SET PROBLEM → Leave out the pictures and transcribe the rest of the records exactly.

## Begin

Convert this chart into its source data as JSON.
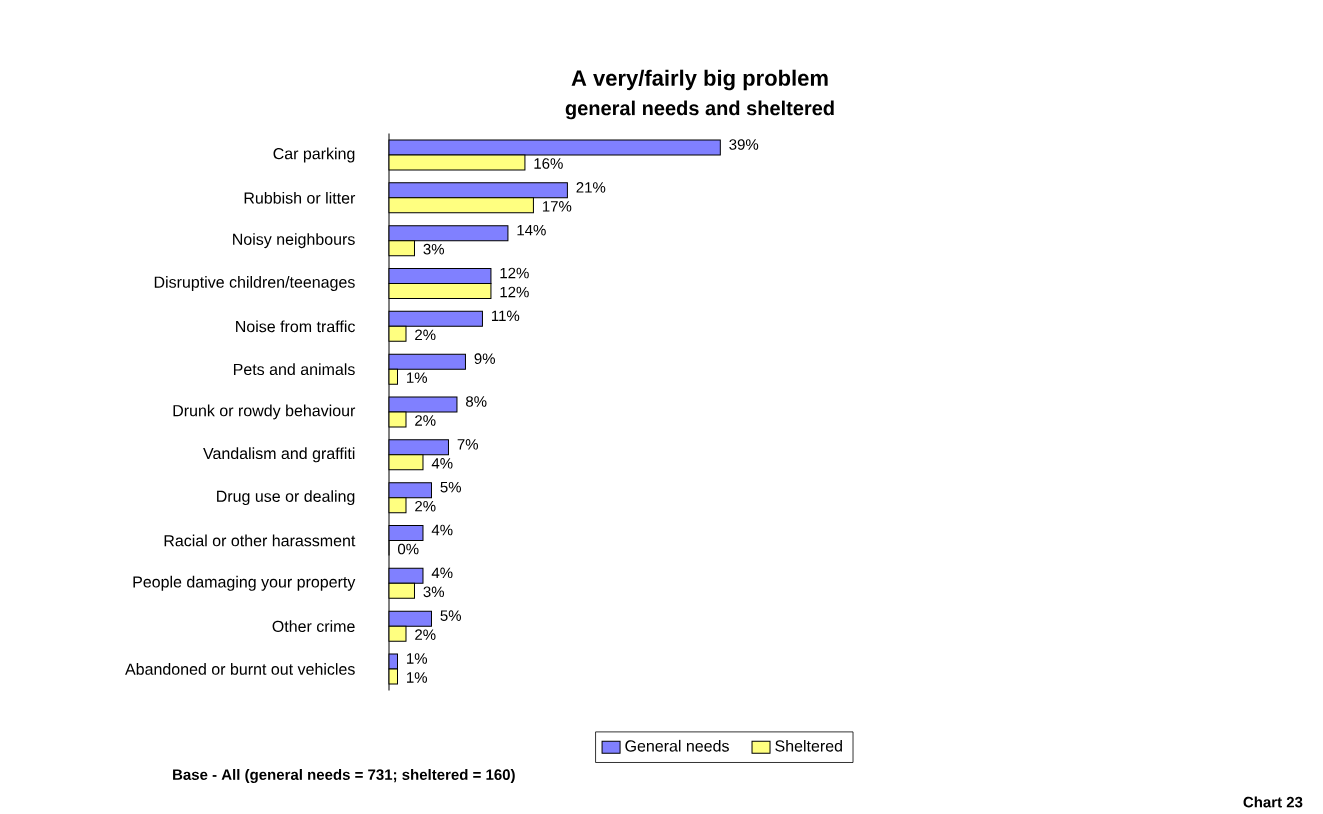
{
  "chart_data": {
    "type": "bar",
    "orientation": "horizontal",
    "title": "A very/fairly big problem",
    "subtitle": "general needs and sheltered",
    "categories": [
      "Car parking",
      "Rubbish or litter",
      "Noisy neighbours",
      "Disruptive children/teenages",
      "Noise from traffic",
      "Pets and animals",
      "Drunk or rowdy behaviour",
      "Vandalism and graffiti",
      "Drug use or dealing",
      "Racial or other harassment",
      "People damaging your property",
      "Other crime",
      "Abandoned or burnt out vehicles"
    ],
    "series": [
      {
        "name": "General needs",
        "color": "#8080ff",
        "values": [
          39,
          21,
          14,
          12,
          11,
          9,
          8,
          7,
          5,
          4,
          4,
          5,
          1
        ],
        "value_labels": [
          "39%",
          "21%",
          "14%",
          "12%",
          "11%",
          "9%",
          "8%",
          "7%",
          "5%",
          "4%",
          "4%",
          "5%",
          "1%"
        ]
      },
      {
        "name": "Sheltered",
        "color": "#ffff80",
        "values": [
          16,
          17,
          3,
          12,
          2,
          1,
          2,
          4,
          2,
          0,
          3,
          2,
          1
        ],
        "value_labels": [
          "16%",
          "17%",
          "3%",
          "12%",
          "2%",
          "1%",
          "2%",
          "4%",
          "2%",
          "0%",
          "3%",
          "2%",
          "1%"
        ]
      }
    ],
    "legend": "bottom",
    "annotations": [
      "Base - All (general needs    = 731; sheltered = 160)",
      "Chart 23"
    ]
  }
}
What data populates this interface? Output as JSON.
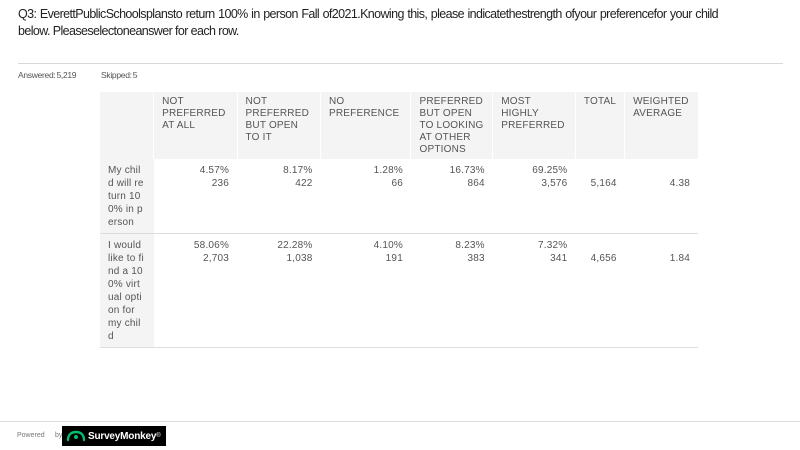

## End

FINISHED ANSWER →
Convert this chart into its source data as JSON.
{
  "chart_data": {
    "type": "bar",
    "orientation": "horizontal",
    "title": "A very/fairly big problem",
    "subtitle": "general needs and sheltered",
    "categories": [
      "Car parking",
      "Rubbish or litter",
      "Noisy neighbours",
      "Disruptive children/teenages",
      "Noise from traffic",
      "Pets and animals",
      "Drunk or rowdy behaviour",
      "Vandalism and graffiti",
      "Drug use or dealing",
      "Racial or other harassment",
      "People damaging your property",
      "Other crime",
      "Abandoned or burnt out vehicles"
    ],
    "series": [
      {
        "name": "General needs",
        "color": "#8080ff",
        "values": [
          39,
          21,
          14,
          12,
          11,
          9,
          8,
          7,
          5,
          4,
          4,
          5,
          1
        ],
        "value_labels": [
          "39%",
          "21%",
          "14%",
          "12%",
          "11%",
          "9%",
          "8%",
          "7%",
          "5%",
          "4%",
          "4%",
          "5%",
          "1%"
        ]
      },
      {
        "name": "Sheltered",
        "color": "#ffff80",
        "values": [
          16,
          17,
          3,
          12,
          2,
          1,
          2,
          4,
          2,
          0,
          3,
          2,
          1
        ],
        "value_labels": [
          "16%",
          "17%",
          "3%",
          "12%",
          "2%",
          "1%",
          "2%",
          "4%",
          "2%",
          "0%",
          "3%",
          "2%",
          "1%"
        ]
      }
    ],
    "legend": "bottom",
    "annotations": [
      "Base - All (general needs    = 731; sheltered = 160)",
      "Chart 23"
    ]
  }
}
What data populates this interface? Output as JSON.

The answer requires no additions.